• Requirements:
Go through the listing below and gather every line with the word "Noise".

• Supplied records:
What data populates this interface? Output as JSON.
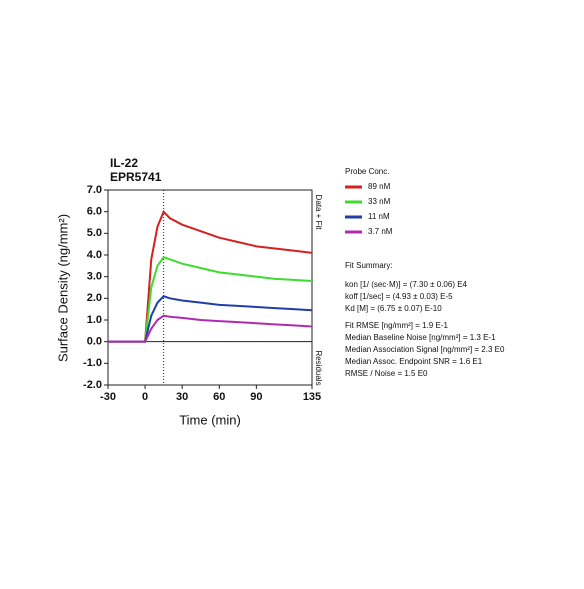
{
  "chart_data": {
    "type": "line",
    "title_lines": [
      "IL-22",
      "EPR5741"
    ],
    "ylabel": "Surface Density (ng/mm²)",
    "xlabel": "Time (min)",
    "side_labels": [
      "Data + Fit",
      "Residuals"
    ],
    "legend_title": "Probe Conc.",
    "x": [
      -30,
      -15,
      0,
      5,
      10,
      15,
      20,
      30,
      45,
      60,
      75,
      90,
      105,
      120,
      135
    ],
    "series": [
      {
        "name": "89 nM",
        "color": "#d42020",
        "values": [
          0,
          0,
          0,
          3.8,
          5.3,
          6.0,
          5.7,
          5.4,
          5.1,
          4.8,
          4.6,
          4.4,
          4.3,
          4.2,
          4.1
        ]
      },
      {
        "name": "33 nM",
        "color": "#3ddc2e",
        "values": [
          0,
          0,
          0,
          2.5,
          3.5,
          3.9,
          3.8,
          3.6,
          3.4,
          3.2,
          3.1,
          3.0,
          2.9,
          2.85,
          2.8
        ]
      },
      {
        "name": "11 nM",
        "color": "#1f3fa8",
        "values": [
          0,
          0,
          0,
          1.2,
          1.8,
          2.1,
          2.0,
          1.9,
          1.8,
          1.7,
          1.65,
          1.6,
          1.55,
          1.5,
          1.45
        ]
      },
      {
        "name": "3.7 nM",
        "color": "#b02ab0",
        "values": [
          0,
          0,
          0,
          0.6,
          1.0,
          1.2,
          1.15,
          1.1,
          1.0,
          0.95,
          0.9,
          0.85,
          0.8,
          0.75,
          0.7
        ]
      }
    ],
    "injection_end": 15,
    "xlim": [
      -30,
      135
    ],
    "xticks": [
      -30,
      0,
      30,
      60,
      90,
      135
    ],
    "ylim": [
      -2,
      7
    ],
    "yticks": [
      {
        "value": 7,
        "label": "7.0"
      },
      {
        "value": 6,
        "label": "6.0"
      },
      {
        "value": 5,
        "label": "5.0"
      },
      {
        "value": 4,
        "label": "4.0"
      },
      {
        "value": 3,
        "label": "3.0"
      },
      {
        "value": 2,
        "label": "2.0"
      },
      {
        "value": 1,
        "label": "1.0"
      },
      {
        "value": 0,
        "label": "0.0"
      },
      {
        "value": -1,
        "label": "-1.0"
      },
      {
        "value": -2,
        "label": "-2.0"
      }
    ],
    "fit_summary": [
      "Fit Summary:",
      "kon  [1/ (sec·M)]  =   (7.30 ± 0.06) E4",
      "koff  [1/sec]  =   (4.93 ± 0.03) E-5",
      "Kd  [M]  =   (6.75 ± 0.07) E-10",
      "Fit RMSE [ng/mm²]  =  1.9 E-1",
      "Median Baseline Noise [ng/mm²]  =  1.3 E-1",
      "Median Association Signal [ng/mm²]  =  2.3 E0",
      "Median Assoc. Endpoint SNR  =  1.6 E1",
      "RMSE / Noise  =  1.5 E0"
    ]
  }
}
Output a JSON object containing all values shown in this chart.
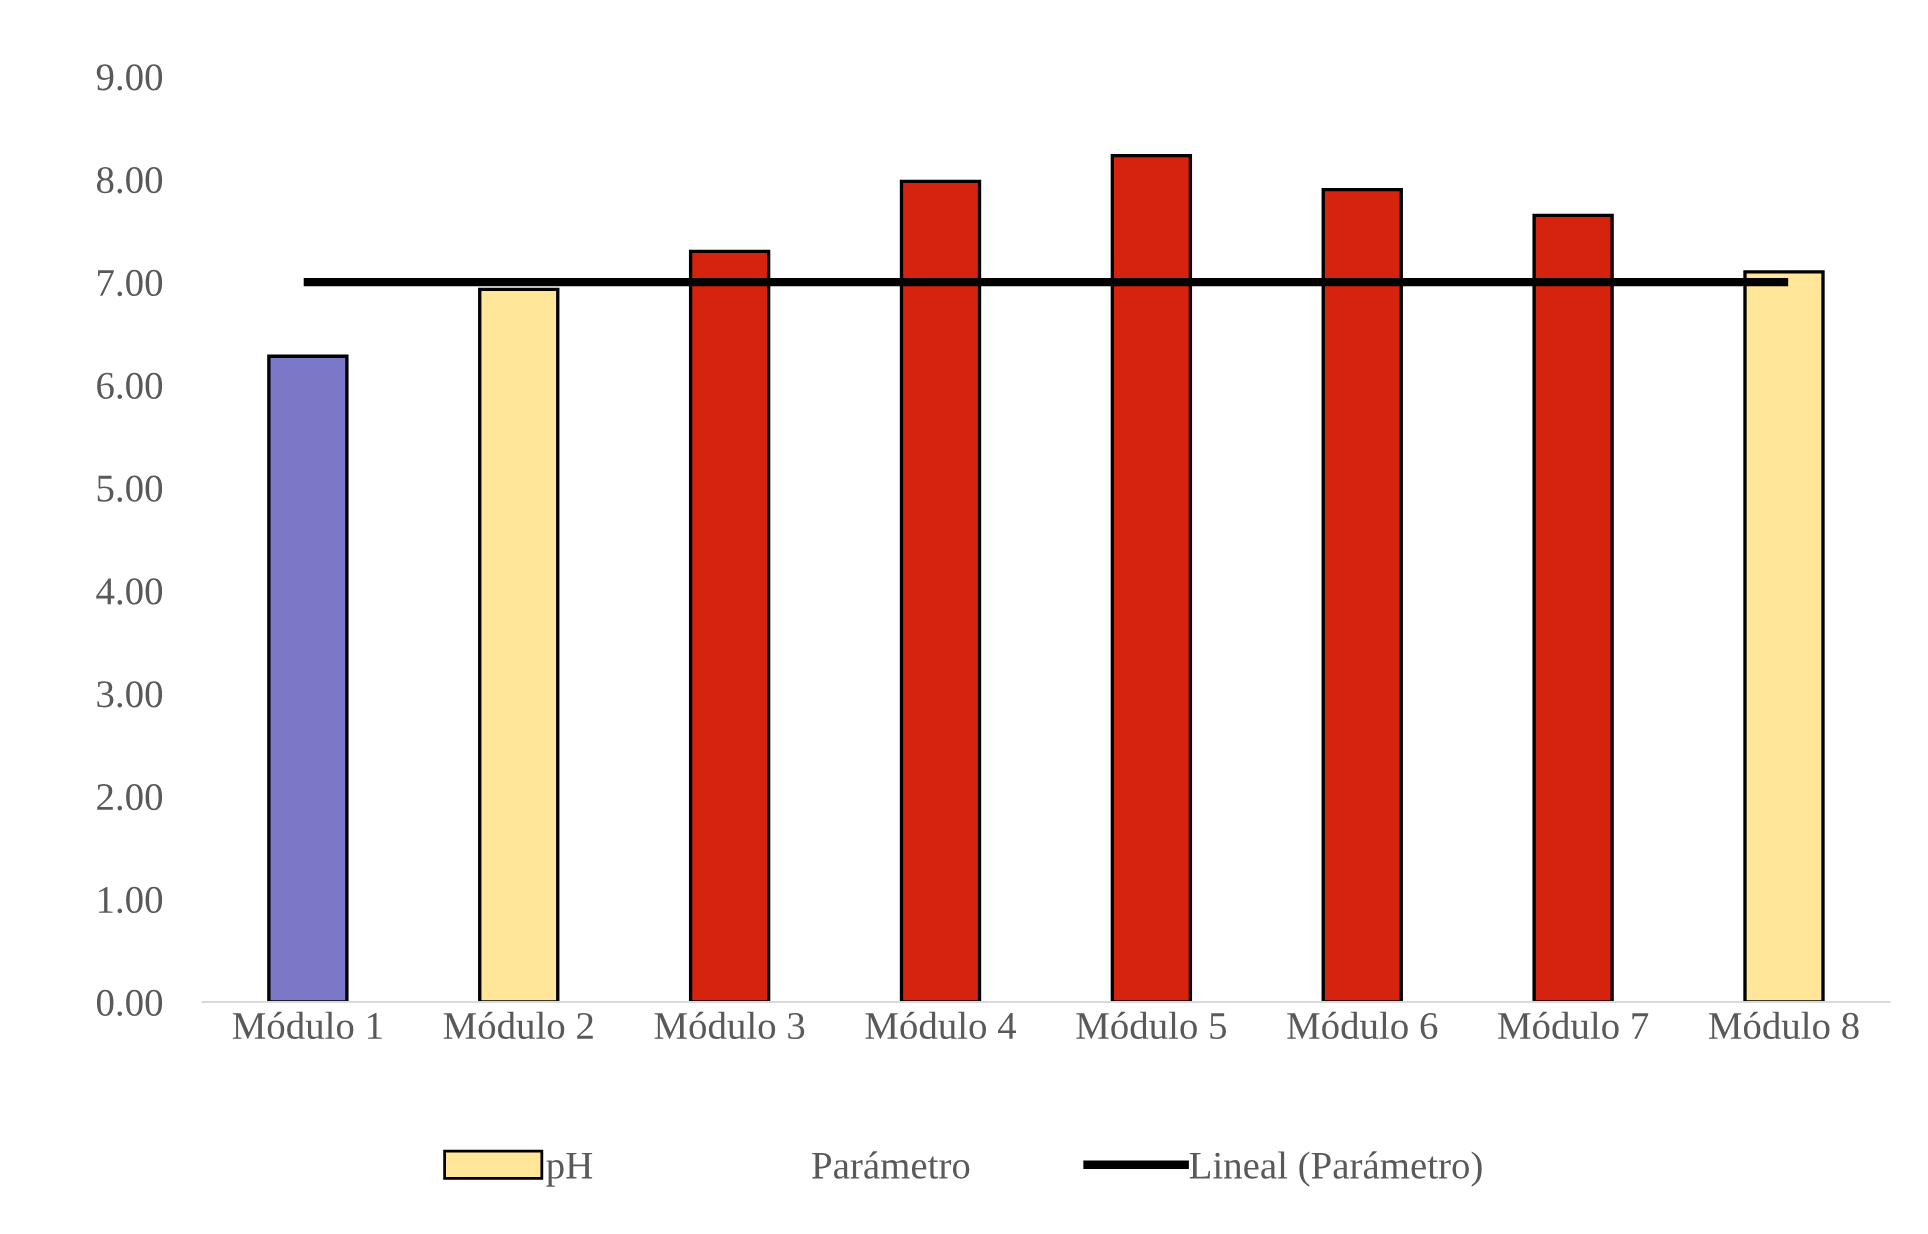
{
  "chart_data": {
    "type": "bar",
    "categories": [
      "Módulo 1",
      "Módulo 2",
      "Módulo 3",
      "Módulo 4",
      "Módulo 5",
      "Módulo 6",
      "Módulo 7",
      "Módulo 8"
    ],
    "series": [
      {
        "name": "pH",
        "color": "#ffe699",
        "colors": [
          "#7b78c8",
          "#ffe699",
          "#d6230d",
          "#d6230d",
          "#d6230d",
          "#d6230d",
          "#d6230d",
          "#ffe699"
        ],
        "values": [
          6.28,
          6.93,
          7.3,
          7.98,
          8.23,
          7.9,
          7.65,
          7.1
        ]
      },
      {
        "name": "Lineal (Parámetro)",
        "type": "line",
        "color": "#000000",
        "values": [
          7,
          7,
          7,
          7,
          7,
          7,
          7,
          7
        ]
      }
    ],
    "annotations": [
      "Parámetro"
    ],
    "ylim": [
      0,
      9
    ],
    "yticks": [
      {
        "value": 0,
        "label": "0.00"
      },
      {
        "value": 1,
        "label": "1.00"
      },
      {
        "value": 2,
        "label": "2.00"
      },
      {
        "value": 3,
        "label": "3.00"
      },
      {
        "value": 4,
        "label": "4.00"
      },
      {
        "value": 5,
        "label": "5.00"
      },
      {
        "value": 6,
        "label": "6.00"
      },
      {
        "value": 7,
        "label": "7.00"
      },
      {
        "value": 8,
        "label": "8.00"
      },
      {
        "value": 9,
        "label": "9.00"
      }
    ],
    "grid": false,
    "legend": "bottom"
  }
}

• Response to this exercise:
      "Median Baseline Noise [ng/mm²]  =  1.3 E-1",
      "RMSE / Noise  =  1.5 E0"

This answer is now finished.